(Dataset records)
◇ ◇ ◇

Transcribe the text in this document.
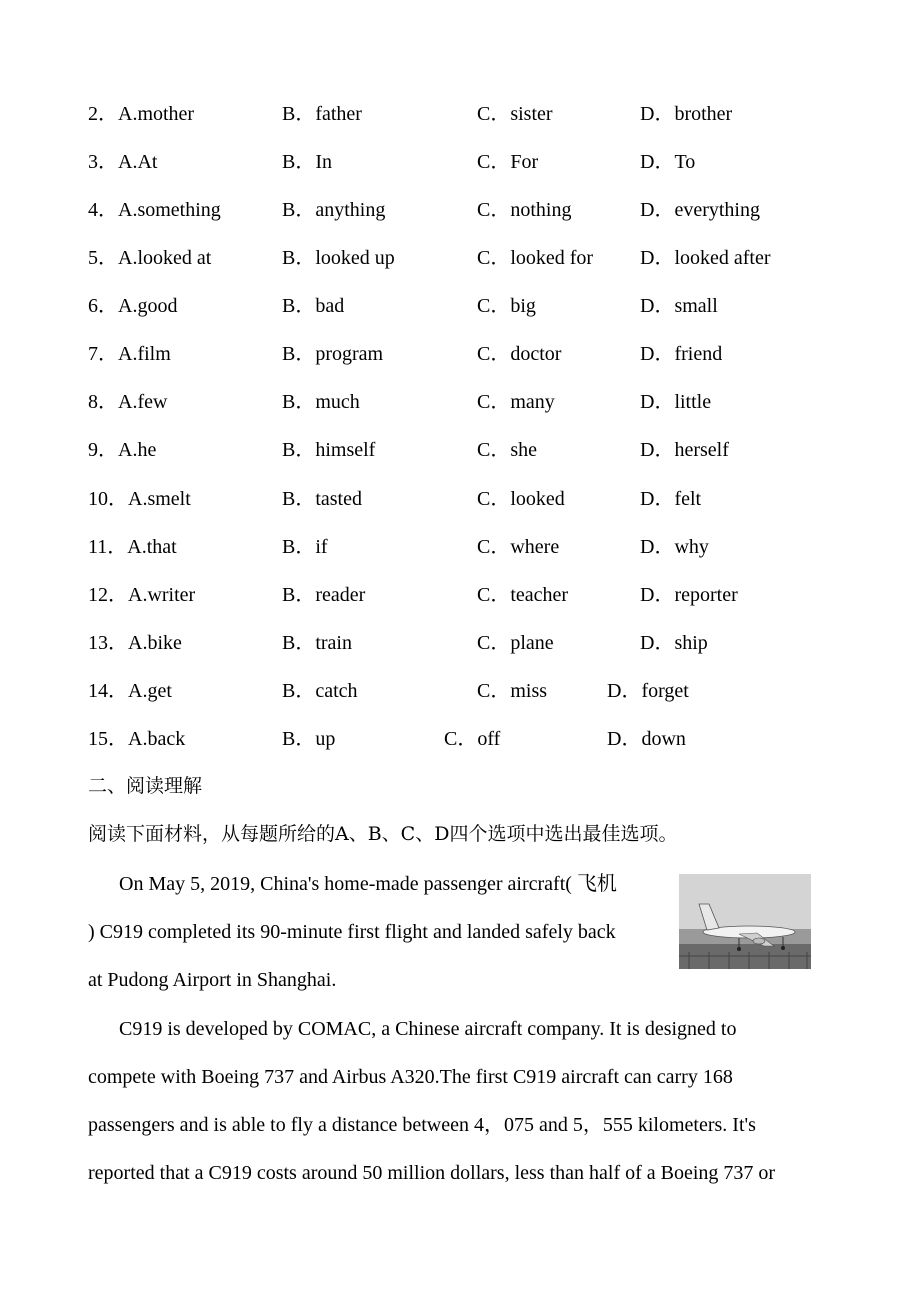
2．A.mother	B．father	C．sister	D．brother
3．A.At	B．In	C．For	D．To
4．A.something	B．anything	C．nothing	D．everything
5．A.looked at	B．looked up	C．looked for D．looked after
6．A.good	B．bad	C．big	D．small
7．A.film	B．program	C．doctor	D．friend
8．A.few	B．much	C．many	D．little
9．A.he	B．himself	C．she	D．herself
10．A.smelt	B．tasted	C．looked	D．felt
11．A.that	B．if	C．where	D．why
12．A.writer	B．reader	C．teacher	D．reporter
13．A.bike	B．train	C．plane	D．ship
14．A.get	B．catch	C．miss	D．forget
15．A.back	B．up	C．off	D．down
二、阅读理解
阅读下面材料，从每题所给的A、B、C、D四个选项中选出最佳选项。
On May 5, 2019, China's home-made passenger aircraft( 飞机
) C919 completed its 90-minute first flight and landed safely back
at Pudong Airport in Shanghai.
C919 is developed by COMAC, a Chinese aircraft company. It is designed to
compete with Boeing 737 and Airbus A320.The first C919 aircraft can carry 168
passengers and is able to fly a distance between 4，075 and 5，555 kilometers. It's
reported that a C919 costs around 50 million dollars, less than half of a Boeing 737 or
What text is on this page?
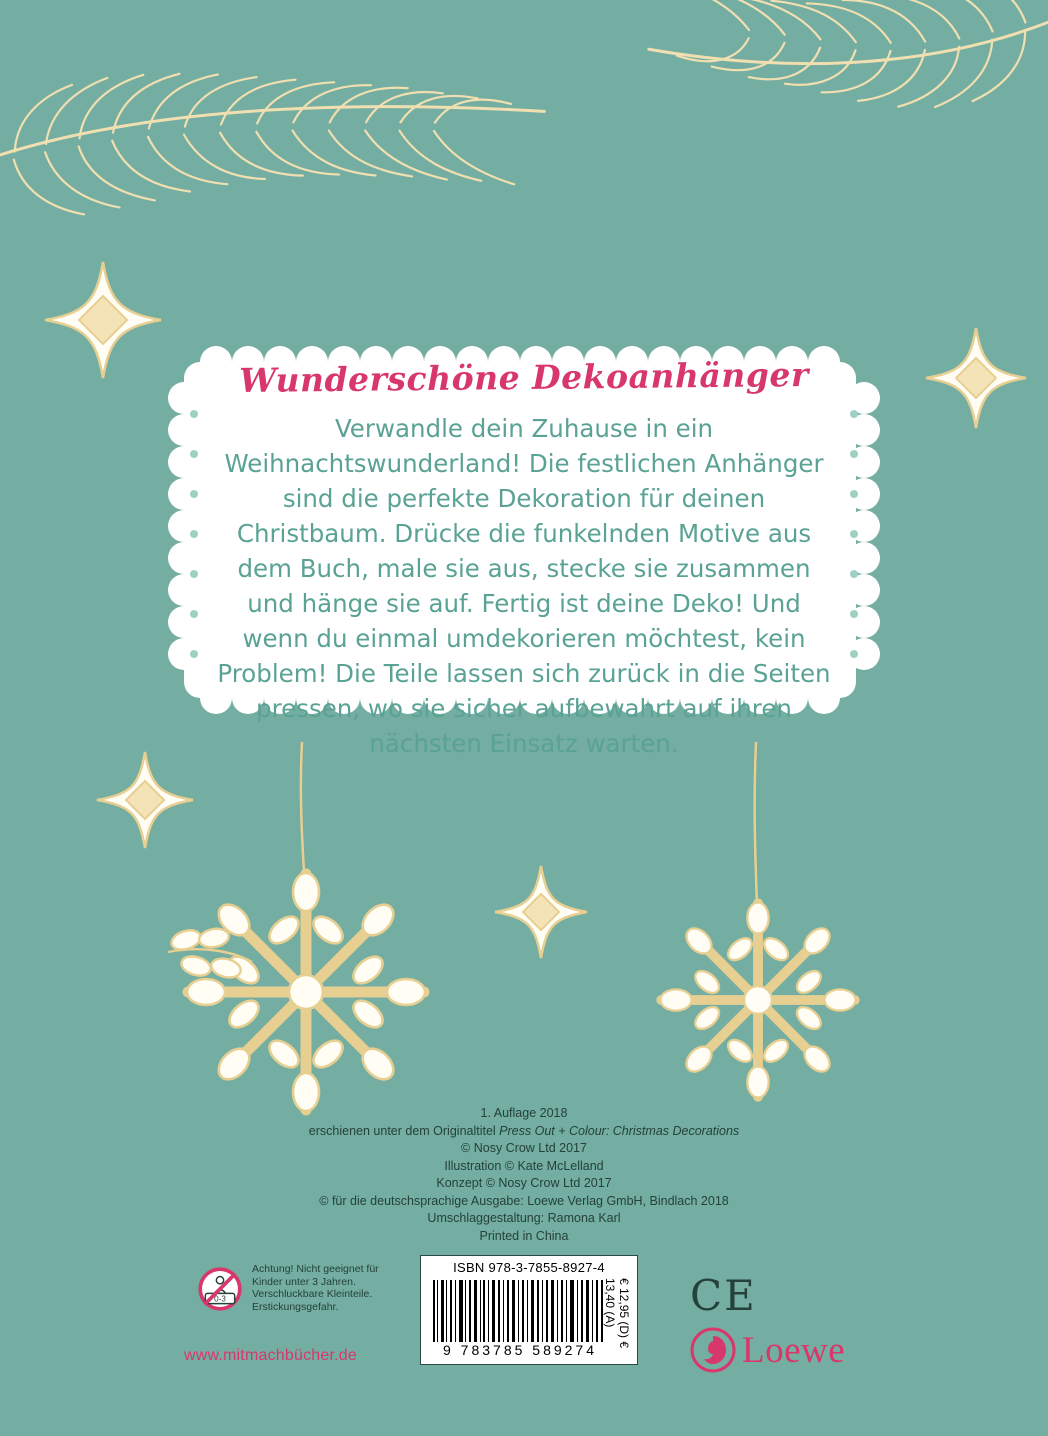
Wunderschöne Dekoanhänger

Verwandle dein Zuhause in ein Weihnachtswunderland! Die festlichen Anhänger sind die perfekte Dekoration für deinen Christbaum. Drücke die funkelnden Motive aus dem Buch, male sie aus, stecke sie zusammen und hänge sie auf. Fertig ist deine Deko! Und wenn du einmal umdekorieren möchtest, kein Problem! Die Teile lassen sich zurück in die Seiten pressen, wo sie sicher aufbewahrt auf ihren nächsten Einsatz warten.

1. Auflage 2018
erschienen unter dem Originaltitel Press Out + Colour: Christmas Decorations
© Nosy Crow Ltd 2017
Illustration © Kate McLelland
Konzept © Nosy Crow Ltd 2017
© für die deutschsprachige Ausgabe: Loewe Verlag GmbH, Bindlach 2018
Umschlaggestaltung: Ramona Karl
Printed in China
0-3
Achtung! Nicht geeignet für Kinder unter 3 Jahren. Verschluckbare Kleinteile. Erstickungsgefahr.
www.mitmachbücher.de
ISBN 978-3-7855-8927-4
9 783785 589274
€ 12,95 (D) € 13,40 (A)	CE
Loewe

◇ ◇ ◇

» SET TASK
Quote exactly, and only, the lines from the line containing "What text is on this page?" through the final line of the records above, both included, omitting any pictures.

» THE RESULT
What text is on this page?
Wunderschöne Dekoanhänger

Verwandle dein Zuhause in ein Weihnachtswunderland! Die festlichen Anhänger sind die perfekte Dekoration für deinen Christbaum. Drücke die funkelnden Motive aus dem Buch, male sie aus, stecke sie zusammen und hänge sie auf. Fertig ist deine Deko! Und wenn du einmal umdekorieren möchtest, kein Problem! Die Teile lassen sich zurück in die Seiten pressen, wo sie sicher aufbewahrt auf ihren nächsten Einsatz warten.

1. Auflage 2018
erschienen unter dem Originaltitel Press Out + Colour: Christmas Decorations
© Nosy Crow Ltd 2017
Illustration © Kate McLelland
Konzept © Nosy Crow Ltd 2017
© für die deutschsprachige Ausgabe: Loewe Verlag GmbH, Bindlach 2018
Umschlaggestaltung: Ramona Karl
Printed in China
0-3
Achtung! Nicht geeignet für Kinder unter 3 Jahren. Verschluckbare Kleinteile. Erstickungsgefahr.
www.mitmachbücher.de
ISBN 978-3-7855-8927-4
9 783785 589274
€ 12,95 (D) € 13,40 (A)	CE
Loewe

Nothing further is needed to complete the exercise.